=== Materials provided ===

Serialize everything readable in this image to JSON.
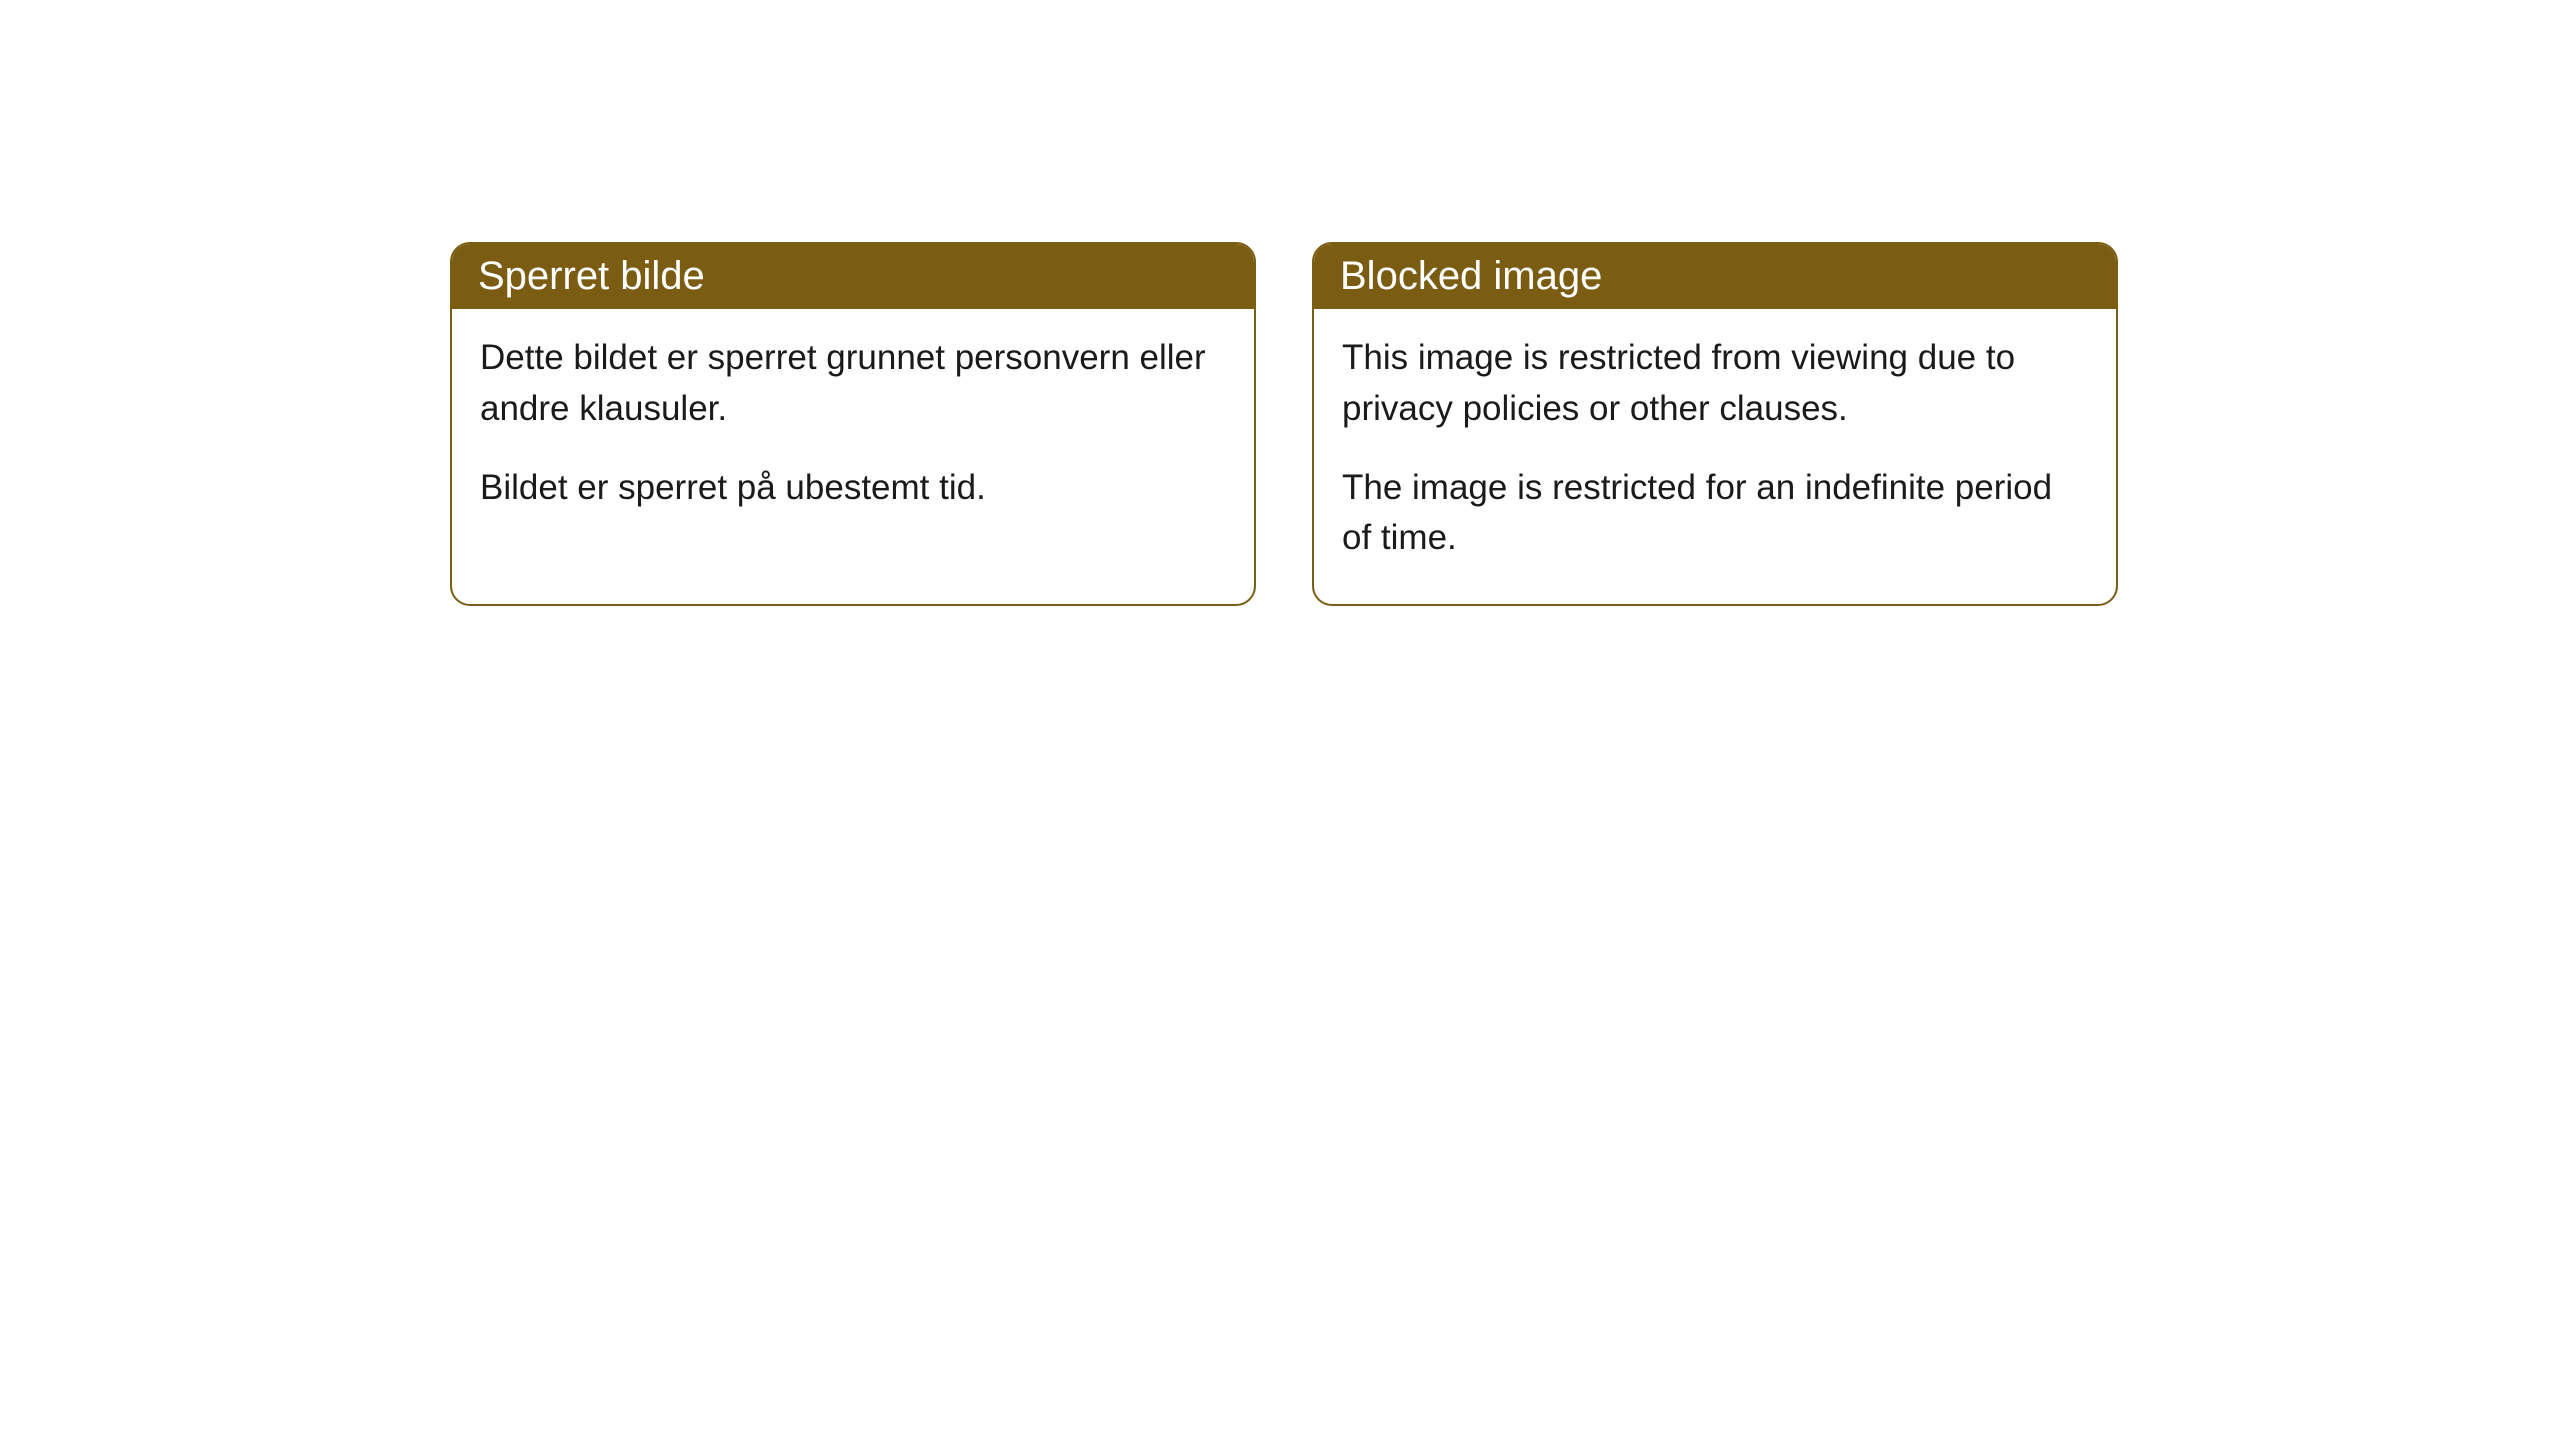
{
  "cards": [
    {
      "title": "Sperret bilde",
      "para1": "Dette bildet er sperret grunnet personvern eller andre klausuler.",
      "para2": "Bildet er sperret på ubestemt tid."
    },
    {
      "title": "Blocked image",
      "para1": "This image is restricted from viewing due to privacy policies or other clauses.",
      "para2": "The image is restricted for an indefinite period of time."
    }
  ],
  "style": {
    "header_bg": "#7a5c13",
    "header_text_color": "#ffffff",
    "body_bg": "#ffffff",
    "body_text_color": "#1a1a1a",
    "border_color": "#7a5c13",
    "border_radius": 20,
    "title_fontsize": 40,
    "body_fontsize": 35
  }
}
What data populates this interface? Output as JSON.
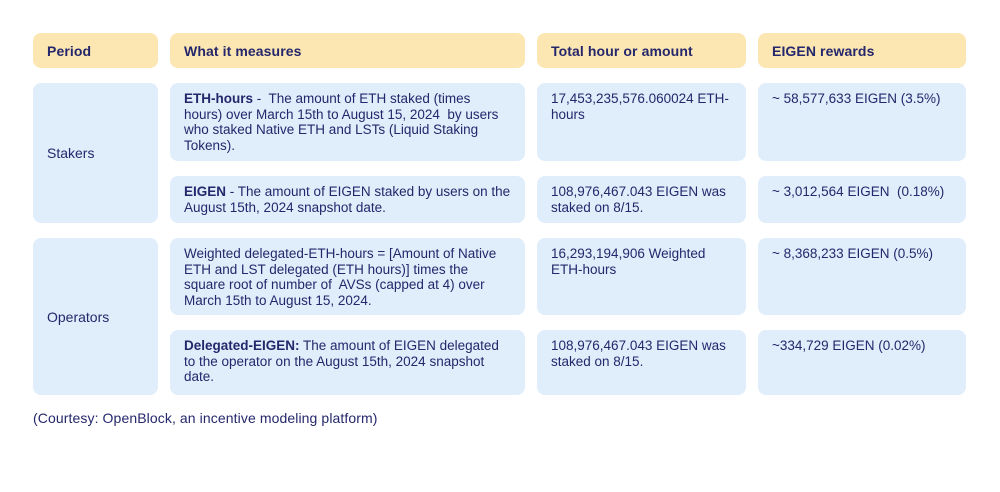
{
  "table": {
    "columns": [
      "Period",
      "What it measures",
      "Total hour or amount",
      "EIGEN rewards"
    ],
    "groups": [
      {
        "period": "Stakers",
        "rows": [
          {
            "measure_lead": "ETH-hours",
            "measure_rest": " -  The amount of ETH staked (times hours) over March 15th to August 15, 2024  by users who staked Native ETH and LSTs (Liquid Staking Tokens).",
            "total": "17,453,235,576.060024 ETH-hours",
            "reward": "~ 58,577,633 EIGEN (3.5%)"
          },
          {
            "measure_lead": "EIGEN",
            "measure_rest": " - The amount of EIGEN staked by users on the August 15th, 2024 snapshot date.",
            "total": "108,976,467.043 EIGEN was staked on 8/15.",
            "reward": "~ 3,012,564 EIGEN  (0.18%)"
          }
        ]
      },
      {
        "period": "Operators",
        "rows": [
          {
            "measure_lead": "",
            "measure_rest": "Weighted delegated-ETH-hours = [Amount of Native ETH and LST delegated (ETH hours)] times the square root of number of  AVSs (capped at 4) over March 15th to August 15, 2024.",
            "total": "16,293,194,906 Weighted ETH-hours",
            "reward": "~ 8,368,233 EIGEN (0.5%)"
          },
          {
            "measure_lead": "Delegated-EIGEN:",
            "measure_rest": " The amount of EIGEN delegated to the operator on the August 15th, 2024 snapshot date.",
            "total": "108,976,467.043 EIGEN was staked on 8/15.",
            "reward": "~334,729 EIGEN (0.02%)"
          }
        ]
      }
    ]
  },
  "footer": {
    "caption": "(Courtesy: OpenBlock, an incentive modeling platform)"
  },
  "colors": {
    "header_bg": "#fce6b2",
    "cell_bg": "#e0edfb",
    "text": "#24276b",
    "background": "#ffffff"
  }
}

===

▸ The exercise:
Repeat the listing above exactly, with no pictures.

▸ In response:
Serialize everything readable in this image to JSON.
{
  "cards": [
    {
      "title": "Sperret bilde",
      "para1": "Dette bildet er sperret grunnet personvern eller andre klausuler.",
      "para2": "Bildet er sperret på ubestemt tid."
    },
    {
      "title": "Blocked image",
      "para1": "This image is restricted from viewing due to privacy policies or other clauses.",
      "para2": "The image is restricted for an indefinite period of time."
    }
  ],
  "style": {
    "header_bg": "#7a5c13",
    "header_text_color": "#ffffff",
    "body_bg": "#ffffff",
    "body_text_color": "#1a1a1a",
    "border_color": "#7a5c13",
    "border_radius": 20,
    "title_fontsize": 40,
    "body_fontsize": 35
  }
}
What data populates this interface? Output as JSON.
{
  "table": {
    "columns": [
      "Period",
      "What it measures",
      "Total hour or amount",
      "EIGEN rewards"
    ],
    "groups": [
      {
        "period": "Stakers",
        "rows": [
          {
            "measure_lead": "ETH-hours",
            "measure_rest": " -  The amount of ETH staked (times hours) over March 15th to August 15, 2024  by users who staked Native ETH and LSTs (Liquid Staking Tokens).",
            "total": "17,453,235,576.060024 ETH-hours",
            "reward": "~ 58,577,633 EIGEN (3.5%)"
          },
          {
            "measure_lead": "EIGEN",
            "measure_rest": " - The amount of EIGEN staked by users on the August 15th, 2024 snapshot date.",
            "total": "108,976,467.043 EIGEN was staked on 8/15.",
            "reward": "~ 3,012,564 EIGEN  (0.18%)"
          }
        ]
      },
      {
        "period": "Operators",
        "rows": [
          {
            "measure_lead": "",
            "measure_rest": "Weighted delegated-ETH-hours = [Amount of Native ETH and LST delegated (ETH hours)] times the square root of number of  AVSs (capped at 4) over March 15th to August 15, 2024.",
            "total": "16,293,194,906 Weighted ETH-hours",
            "reward": "~ 8,368,233 EIGEN (0.5%)"
          },
          {
            "measure_lead": "Delegated-EIGEN:",
            "measure_rest": " The amount of EIGEN delegated to the operator on the August 15th, 2024 snapshot date.",
            "total": "108,976,467.043 EIGEN was staked on 8/15.",
            "reward": "~334,729 EIGEN (0.02%)"
          }
        ]
      }
    ]
  },
  "footer": {
    "caption": "(Courtesy: OpenBlock, an incentive modeling platform)"
  },
  "colors": {
    "header_bg": "#fce6b2",
    "cell_bg": "#e0edfb",
    "text": "#24276b",
    "background": "#ffffff"
  }
}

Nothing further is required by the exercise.